> **Text shown**

“Eat the dictionary and grammar books.” This was my battle cry in my university days as I major in Korean language. To understand the essence of the Hangul, I had to consume all the words in my dictionary and language books.
At first it was full of fun, but as I climbed up from freshman to senior year, things got complicated and stressful. We moved from simple self-introduction to academic paper writing, which made me use every single neuron in my brain and almost made me jump off the 4th floor of the school’s main building.
Okay, I was just exaggerating. But I never thought learning, aiming to master or gain language proficiency, would be that hard. I have realized that in order to learn a language, you have to be patient because you must memorize vocabulary words and master grammar rules. “You have to memorize by heart,” said our professor, which I thought was quite absurd because who does such thing? Does one memorize by heart or by brain? My reasoning fought against my professor’s logic, until I understood its meaning.
Though learning a language requires immense memorization, doing so by mind alone will most likely make the memory fade sooner or later. However, memorizing by heart involves all senses that completely erasing it would be rare even in cases of senility or amnesia strikes. When I memorize by heart, I add new words to an already long list in my head and take its meaning and intention by heart.
A few years after graduation, I joined Lexcode. It is an equally challenging journey with our localization company where my language ability is put to use every day. Since I started working as a Korean Coordinator and liaison between our Makati and Seoul branches, I was able to benefit from my four-year Korean studies and three-month internship in Korea. Translation and interpretation agencies like Lexcode provide many opportunities to bilinguals to maximize their linguistic and professional potentials.
Knowing how to speak and write in Filipino, Kapampangan, English, and Korean, gave me the chance to help more of my colleagues and clients. Understanding simple texts, translating legal files, and interpreting for hospital patients become possible for me because of every word I digested and lived by.
My battle cry now is to continue learning languages to learn the cultures of the world. So much beauty in a country is hidden in how people communicate, and I live to discover the treasures that various languages have to offer.

> **Supplied records**
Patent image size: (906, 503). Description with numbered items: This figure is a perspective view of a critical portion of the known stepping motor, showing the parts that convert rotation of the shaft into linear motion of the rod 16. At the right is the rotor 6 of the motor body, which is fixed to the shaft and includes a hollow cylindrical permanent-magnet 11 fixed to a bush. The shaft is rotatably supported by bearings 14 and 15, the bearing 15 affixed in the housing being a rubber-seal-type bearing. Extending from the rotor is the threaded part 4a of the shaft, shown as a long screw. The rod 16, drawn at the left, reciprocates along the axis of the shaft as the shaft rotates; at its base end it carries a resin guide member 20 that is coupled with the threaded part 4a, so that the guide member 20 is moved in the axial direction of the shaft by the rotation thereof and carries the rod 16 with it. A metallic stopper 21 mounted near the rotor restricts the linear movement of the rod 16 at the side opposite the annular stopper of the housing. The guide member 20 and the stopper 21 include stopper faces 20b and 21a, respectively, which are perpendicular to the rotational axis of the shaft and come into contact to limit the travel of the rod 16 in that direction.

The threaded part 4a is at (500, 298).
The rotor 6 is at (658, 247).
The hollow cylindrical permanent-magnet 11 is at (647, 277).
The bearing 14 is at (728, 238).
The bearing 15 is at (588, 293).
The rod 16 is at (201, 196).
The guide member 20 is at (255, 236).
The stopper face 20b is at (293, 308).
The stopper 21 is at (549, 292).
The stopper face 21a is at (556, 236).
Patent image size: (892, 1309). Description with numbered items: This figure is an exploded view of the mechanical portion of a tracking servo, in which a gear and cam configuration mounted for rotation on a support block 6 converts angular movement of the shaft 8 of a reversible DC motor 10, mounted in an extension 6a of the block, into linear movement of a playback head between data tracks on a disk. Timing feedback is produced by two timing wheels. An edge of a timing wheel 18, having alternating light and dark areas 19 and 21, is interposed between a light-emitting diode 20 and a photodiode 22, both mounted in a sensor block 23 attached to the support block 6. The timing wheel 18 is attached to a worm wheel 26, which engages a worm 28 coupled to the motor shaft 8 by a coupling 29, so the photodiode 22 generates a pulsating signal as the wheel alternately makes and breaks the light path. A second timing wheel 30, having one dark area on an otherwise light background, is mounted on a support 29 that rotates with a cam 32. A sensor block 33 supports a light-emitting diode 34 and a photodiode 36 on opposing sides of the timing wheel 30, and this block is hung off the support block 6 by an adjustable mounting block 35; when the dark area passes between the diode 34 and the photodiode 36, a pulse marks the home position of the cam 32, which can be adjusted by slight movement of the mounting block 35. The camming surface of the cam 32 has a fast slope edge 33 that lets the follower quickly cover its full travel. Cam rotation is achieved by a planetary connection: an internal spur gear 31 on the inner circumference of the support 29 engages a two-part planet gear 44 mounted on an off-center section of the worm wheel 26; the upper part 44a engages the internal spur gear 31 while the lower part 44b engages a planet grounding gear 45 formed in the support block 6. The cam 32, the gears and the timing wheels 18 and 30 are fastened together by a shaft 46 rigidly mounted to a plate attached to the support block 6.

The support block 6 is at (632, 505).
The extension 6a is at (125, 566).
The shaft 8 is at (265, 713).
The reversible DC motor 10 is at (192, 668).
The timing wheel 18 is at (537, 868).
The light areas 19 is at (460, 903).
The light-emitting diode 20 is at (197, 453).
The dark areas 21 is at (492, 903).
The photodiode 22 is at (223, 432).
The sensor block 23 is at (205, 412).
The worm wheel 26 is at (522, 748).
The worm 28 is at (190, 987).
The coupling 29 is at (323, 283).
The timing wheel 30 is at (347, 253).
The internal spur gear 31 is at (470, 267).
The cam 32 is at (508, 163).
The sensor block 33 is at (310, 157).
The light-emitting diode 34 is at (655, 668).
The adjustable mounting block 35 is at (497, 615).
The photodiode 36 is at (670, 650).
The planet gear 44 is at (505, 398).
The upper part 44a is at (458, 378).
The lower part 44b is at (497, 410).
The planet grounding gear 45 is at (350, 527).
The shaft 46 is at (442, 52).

> **Instructions**
1/ List every language that the essay on learning Korean says the writer knows how to speak and write.
2/ Rewrite the part of the essay on learning Korean between "At first it" and "understood its meaning.", inclusive, and substitute "teacher" for "professor" throughout.
3/ According to the essay on learning Korean, what role did the writer take on at Lexcode?

> **Results of the exercise**
1/ Filipino, Kapampangan, English, Korean

2/
At first it was full of fun, but as I climbed up from freshman to senior year, things got complicated and stressful. We moved from simple self-introduction to academic paper writing, which made me use every single neuron in my brain and almost made me jump off the 4th floor of the school’s main building.
Okay, I was just exaggerating. But I never thought learning, aiming to master or gain language proficiency, would be that hard. I have realized that in order to learn a language, you have to be patient because you must memorize vocabulary words and master grammar rules. “You have to memorize by heart,” said our teacher, which I thought was quite absurd because who does such thing? Does one memorize by heart or by brain? My reasoning fought against my teacher’s logic, until I understood its meaning.

3/ Korean Coordinator and liaison between the Makati and Seoul branches.